TASK TO COMPLETE: Extract every line that includes the string "image".

RECORDS PROVIDED:
::::

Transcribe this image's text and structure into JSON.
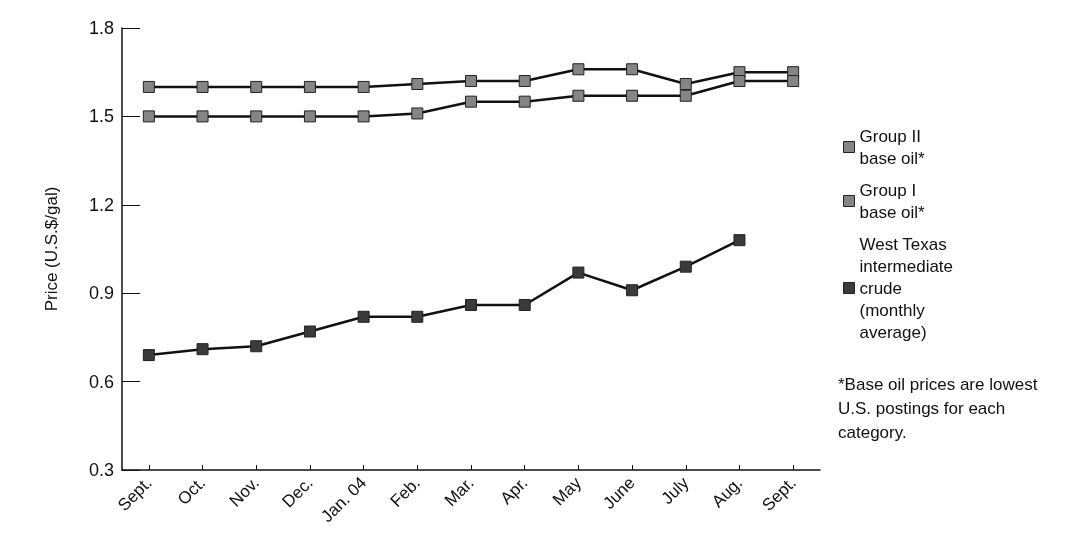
{
  "chart_data": {
    "type": "line",
    "ylabel": "Price (U.S.$/gal)",
    "categories": [
      "Sept.",
      "Oct.",
      "Nov.",
      "Dec.",
      "Jan. 04",
      "Feb.",
      "Mar.",
      "Apr.",
      "May",
      "June",
      "July",
      "Aug.",
      "Sept."
    ],
    "series": [
      {
        "name": "Group II base oil*",
        "color": "#858585",
        "values": [
          1.6,
          1.6,
          1.6,
          1.6,
          1.6,
          1.61,
          1.62,
          1.62,
          1.66,
          1.66,
          1.61,
          1.65,
          1.65
        ]
      },
      {
        "name": "Group I base oil*",
        "color": "#858585",
        "values": [
          1.5,
          1.5,
          1.5,
          1.5,
          1.5,
          1.51,
          1.55,
          1.55,
          1.57,
          1.57,
          1.57,
          1.62,
          1.62
        ]
      },
      {
        "name": "West Texas intermediate crude (monthly average)",
        "color": "#3a3a3a",
        "values": [
          0.69,
          0.71,
          0.72,
          0.77,
          0.82,
          0.82,
          0.86,
          0.86,
          0.97,
          0.91,
          0.99,
          1.08,
          null
        ]
      }
    ],
    "ylim": [
      0.3,
      1.8
    ],
    "yticks": [
      0.3,
      0.6,
      0.9,
      1.2,
      1.5,
      1.8
    ],
    "grid": false,
    "legend": "right",
    "marker": "square",
    "line_style": "solid",
    "annotations": [
      "*Base oil prices are lowest U.S. postings for each category."
    ]
  }
}
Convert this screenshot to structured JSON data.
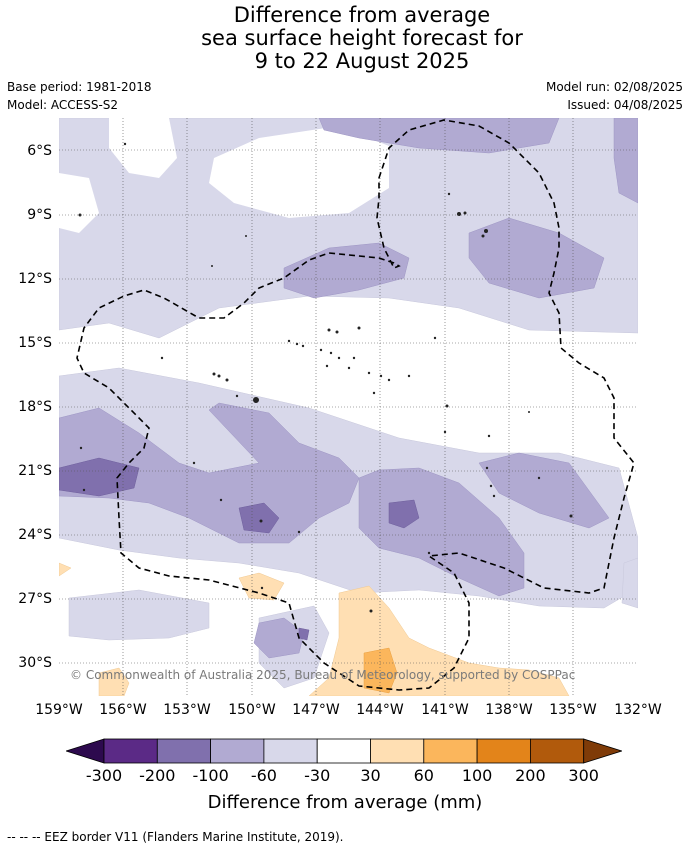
{
  "title_lines": [
    "Difference from average",
    "sea surface height forecast for",
    "9 to 22 August 2025"
  ],
  "meta_left": [
    "Base period: 1981-2018",
    "Model: ACCESS-S2"
  ],
  "meta_right": [
    "Model run: 02/08/2025",
    "Issued: 04/08/2025"
  ],
  "map": {
    "lat_range": [
      -31.5,
      -4.5
    ],
    "lon_range": [
      -159,
      -132
    ],
    "lat_ticks": [
      "6°S",
      "9°S",
      "12°S",
      "15°S",
      "18°S",
      "21°S",
      "24°S",
      "27°S",
      "30°S"
    ],
    "lon_ticks": [
      "159°W",
      "156°W",
      "153°W",
      "150°W",
      "147°W",
      "144°W",
      "141°W",
      "138°W",
      "135°W",
      "132°W"
    ],
    "grid": "dotted",
    "copyright": "© Commonwealth of Australia 2025, Bureau of Meteorology, supported by COSPPac"
  },
  "colorbar": {
    "tick_labels": [
      "-300",
      "-200",
      "-100",
      "-60",
      "-30",
      "30",
      "60",
      "100",
      "200",
      "300"
    ],
    "colors": [
      "#2d0a4e",
      "#5b2a86",
      "#8070ad",
      "#b1aad2",
      "#d8d8ea",
      "#ffffff",
      "#ffdfb3",
      "#fbb65c",
      "#e3841a",
      "#b15a0c",
      "#7f3b08"
    ],
    "label": "Difference from average (mm)"
  },
  "footnote": "--  --  -- EEZ border V11 (Flanders Marine Institute, 2019)."
}
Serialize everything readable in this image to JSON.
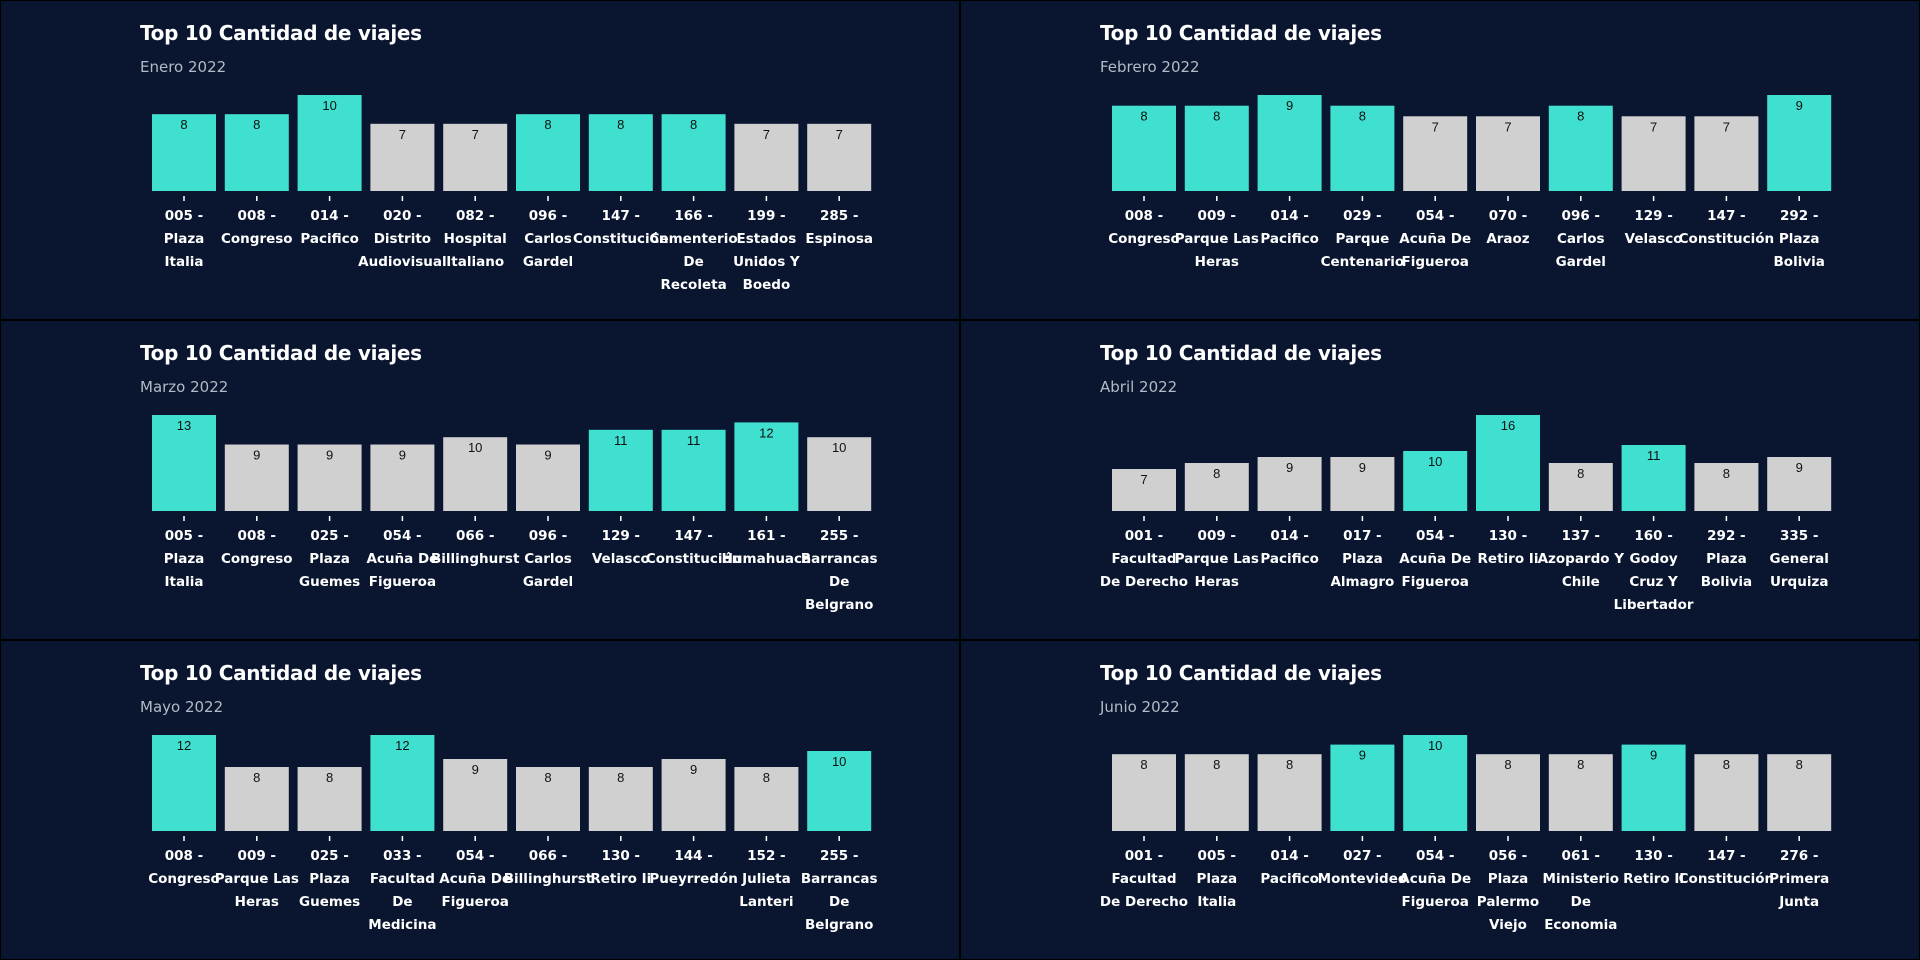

::::

WRITTEN REPLY:
Transcribe this image's text and structure into JSON.
Serialize everything readable in this image to JSON.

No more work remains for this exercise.